> **Problem statement**
List each line of the data that holds the string "this", please.

> **Exercise input**
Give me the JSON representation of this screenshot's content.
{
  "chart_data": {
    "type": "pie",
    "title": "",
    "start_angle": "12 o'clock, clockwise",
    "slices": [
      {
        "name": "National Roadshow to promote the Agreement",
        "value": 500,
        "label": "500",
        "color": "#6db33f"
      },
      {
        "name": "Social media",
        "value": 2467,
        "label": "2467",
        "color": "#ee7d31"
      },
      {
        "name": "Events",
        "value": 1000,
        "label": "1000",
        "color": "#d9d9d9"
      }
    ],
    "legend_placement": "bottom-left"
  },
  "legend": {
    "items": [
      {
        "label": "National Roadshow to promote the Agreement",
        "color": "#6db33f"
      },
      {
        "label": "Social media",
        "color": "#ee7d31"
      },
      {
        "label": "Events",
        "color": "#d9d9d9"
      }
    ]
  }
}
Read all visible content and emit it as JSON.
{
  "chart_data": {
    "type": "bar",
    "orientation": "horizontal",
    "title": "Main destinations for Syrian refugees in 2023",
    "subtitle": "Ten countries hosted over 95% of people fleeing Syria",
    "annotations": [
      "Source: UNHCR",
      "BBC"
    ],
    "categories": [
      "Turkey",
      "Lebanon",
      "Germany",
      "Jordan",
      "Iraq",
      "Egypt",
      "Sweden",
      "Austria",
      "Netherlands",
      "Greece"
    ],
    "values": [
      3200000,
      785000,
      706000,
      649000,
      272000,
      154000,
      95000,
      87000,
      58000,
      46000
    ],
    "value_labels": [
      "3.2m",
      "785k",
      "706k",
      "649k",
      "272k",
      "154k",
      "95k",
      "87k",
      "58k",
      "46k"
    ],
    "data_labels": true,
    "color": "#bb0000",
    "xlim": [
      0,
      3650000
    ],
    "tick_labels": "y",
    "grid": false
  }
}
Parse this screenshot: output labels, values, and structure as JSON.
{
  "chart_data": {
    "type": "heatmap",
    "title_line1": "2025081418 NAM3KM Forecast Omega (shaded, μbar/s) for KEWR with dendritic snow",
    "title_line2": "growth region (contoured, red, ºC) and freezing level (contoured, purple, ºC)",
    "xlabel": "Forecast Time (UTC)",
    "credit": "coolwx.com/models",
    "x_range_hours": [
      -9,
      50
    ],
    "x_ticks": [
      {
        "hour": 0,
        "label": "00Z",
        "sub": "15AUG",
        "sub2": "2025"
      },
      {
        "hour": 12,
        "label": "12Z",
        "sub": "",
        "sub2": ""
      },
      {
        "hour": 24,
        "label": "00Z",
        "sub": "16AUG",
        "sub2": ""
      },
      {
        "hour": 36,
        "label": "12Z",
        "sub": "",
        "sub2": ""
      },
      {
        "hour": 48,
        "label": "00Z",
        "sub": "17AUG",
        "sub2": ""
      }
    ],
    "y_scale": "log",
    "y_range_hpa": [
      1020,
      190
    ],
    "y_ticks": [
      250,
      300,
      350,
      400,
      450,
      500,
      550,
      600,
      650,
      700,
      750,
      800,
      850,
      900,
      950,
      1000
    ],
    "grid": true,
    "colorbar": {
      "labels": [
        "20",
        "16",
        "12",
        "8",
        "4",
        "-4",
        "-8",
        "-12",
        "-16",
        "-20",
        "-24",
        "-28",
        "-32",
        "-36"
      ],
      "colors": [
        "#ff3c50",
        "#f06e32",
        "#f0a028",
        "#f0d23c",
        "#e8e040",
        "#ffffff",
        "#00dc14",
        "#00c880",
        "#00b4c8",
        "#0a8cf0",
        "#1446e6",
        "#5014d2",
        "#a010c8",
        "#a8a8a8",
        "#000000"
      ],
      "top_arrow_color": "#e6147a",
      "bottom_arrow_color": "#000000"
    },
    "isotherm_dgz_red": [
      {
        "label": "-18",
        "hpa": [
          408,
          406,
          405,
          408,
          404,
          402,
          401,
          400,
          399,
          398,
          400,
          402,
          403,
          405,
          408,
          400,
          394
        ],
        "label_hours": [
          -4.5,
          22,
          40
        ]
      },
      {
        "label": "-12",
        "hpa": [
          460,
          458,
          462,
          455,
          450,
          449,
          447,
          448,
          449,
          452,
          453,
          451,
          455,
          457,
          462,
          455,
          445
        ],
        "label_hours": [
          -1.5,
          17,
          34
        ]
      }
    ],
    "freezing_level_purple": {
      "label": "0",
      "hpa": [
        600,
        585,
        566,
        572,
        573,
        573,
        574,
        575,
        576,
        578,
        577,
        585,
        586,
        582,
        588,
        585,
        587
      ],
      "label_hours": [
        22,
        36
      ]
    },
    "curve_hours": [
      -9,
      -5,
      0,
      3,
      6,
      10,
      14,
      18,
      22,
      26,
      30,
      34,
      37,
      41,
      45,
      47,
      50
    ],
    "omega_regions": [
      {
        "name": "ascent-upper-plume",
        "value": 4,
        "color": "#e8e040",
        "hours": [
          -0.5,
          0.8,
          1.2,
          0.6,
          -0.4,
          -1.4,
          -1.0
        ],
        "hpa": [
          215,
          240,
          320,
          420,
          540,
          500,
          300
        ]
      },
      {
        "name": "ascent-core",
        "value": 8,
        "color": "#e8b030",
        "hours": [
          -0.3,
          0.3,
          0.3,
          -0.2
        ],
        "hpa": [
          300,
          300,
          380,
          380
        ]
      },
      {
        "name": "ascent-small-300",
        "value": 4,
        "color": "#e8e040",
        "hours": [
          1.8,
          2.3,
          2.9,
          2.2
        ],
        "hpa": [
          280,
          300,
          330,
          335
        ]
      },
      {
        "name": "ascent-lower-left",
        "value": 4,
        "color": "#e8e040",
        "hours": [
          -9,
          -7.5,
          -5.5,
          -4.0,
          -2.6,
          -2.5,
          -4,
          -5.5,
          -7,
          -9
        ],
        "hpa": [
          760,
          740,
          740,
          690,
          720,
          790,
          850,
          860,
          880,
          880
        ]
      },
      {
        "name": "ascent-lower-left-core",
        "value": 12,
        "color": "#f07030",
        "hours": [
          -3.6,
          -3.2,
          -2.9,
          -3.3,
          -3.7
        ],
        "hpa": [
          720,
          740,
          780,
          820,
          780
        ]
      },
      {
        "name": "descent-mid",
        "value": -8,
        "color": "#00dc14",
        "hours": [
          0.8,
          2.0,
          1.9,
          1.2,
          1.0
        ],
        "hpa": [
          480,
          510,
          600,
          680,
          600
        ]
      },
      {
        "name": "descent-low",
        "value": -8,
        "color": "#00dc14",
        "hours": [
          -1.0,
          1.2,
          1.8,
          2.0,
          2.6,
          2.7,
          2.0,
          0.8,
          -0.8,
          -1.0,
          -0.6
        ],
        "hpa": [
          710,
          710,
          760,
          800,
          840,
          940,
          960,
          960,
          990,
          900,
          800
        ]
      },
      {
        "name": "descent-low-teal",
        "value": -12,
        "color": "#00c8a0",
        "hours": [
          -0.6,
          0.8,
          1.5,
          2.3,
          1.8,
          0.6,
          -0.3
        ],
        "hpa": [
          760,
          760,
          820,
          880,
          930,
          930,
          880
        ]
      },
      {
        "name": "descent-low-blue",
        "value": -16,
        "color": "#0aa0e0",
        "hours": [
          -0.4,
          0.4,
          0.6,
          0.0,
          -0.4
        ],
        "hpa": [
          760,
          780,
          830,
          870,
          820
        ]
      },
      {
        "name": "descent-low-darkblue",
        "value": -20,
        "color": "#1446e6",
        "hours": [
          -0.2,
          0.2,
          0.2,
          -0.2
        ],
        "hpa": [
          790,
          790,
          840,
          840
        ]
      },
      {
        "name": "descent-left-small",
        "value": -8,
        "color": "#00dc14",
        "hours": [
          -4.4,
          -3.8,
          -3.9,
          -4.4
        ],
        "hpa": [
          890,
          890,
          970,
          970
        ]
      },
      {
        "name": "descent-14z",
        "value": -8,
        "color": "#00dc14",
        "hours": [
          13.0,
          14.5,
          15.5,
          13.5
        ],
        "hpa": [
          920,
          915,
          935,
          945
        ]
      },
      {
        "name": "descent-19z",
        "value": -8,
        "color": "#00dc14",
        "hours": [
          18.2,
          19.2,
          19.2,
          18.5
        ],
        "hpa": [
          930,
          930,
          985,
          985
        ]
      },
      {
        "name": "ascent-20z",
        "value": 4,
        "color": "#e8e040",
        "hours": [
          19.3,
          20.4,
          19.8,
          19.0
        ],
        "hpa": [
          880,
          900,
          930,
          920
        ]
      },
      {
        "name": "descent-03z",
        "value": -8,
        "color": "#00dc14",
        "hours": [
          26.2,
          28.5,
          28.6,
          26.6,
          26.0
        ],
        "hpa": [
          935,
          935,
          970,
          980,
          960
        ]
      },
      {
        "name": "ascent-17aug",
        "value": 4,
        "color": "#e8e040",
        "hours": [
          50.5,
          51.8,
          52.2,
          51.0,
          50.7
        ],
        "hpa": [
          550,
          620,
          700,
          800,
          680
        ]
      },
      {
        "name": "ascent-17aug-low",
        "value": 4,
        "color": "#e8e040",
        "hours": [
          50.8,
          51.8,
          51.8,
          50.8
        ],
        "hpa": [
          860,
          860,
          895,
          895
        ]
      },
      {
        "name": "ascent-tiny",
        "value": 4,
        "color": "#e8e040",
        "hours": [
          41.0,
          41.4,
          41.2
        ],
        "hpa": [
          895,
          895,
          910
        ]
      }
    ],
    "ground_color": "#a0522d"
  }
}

> **Solution to the exercise**
Give me the JSON representation of this screenshot's content.
Parse this screenshot: output labels, values, and structure as JSON.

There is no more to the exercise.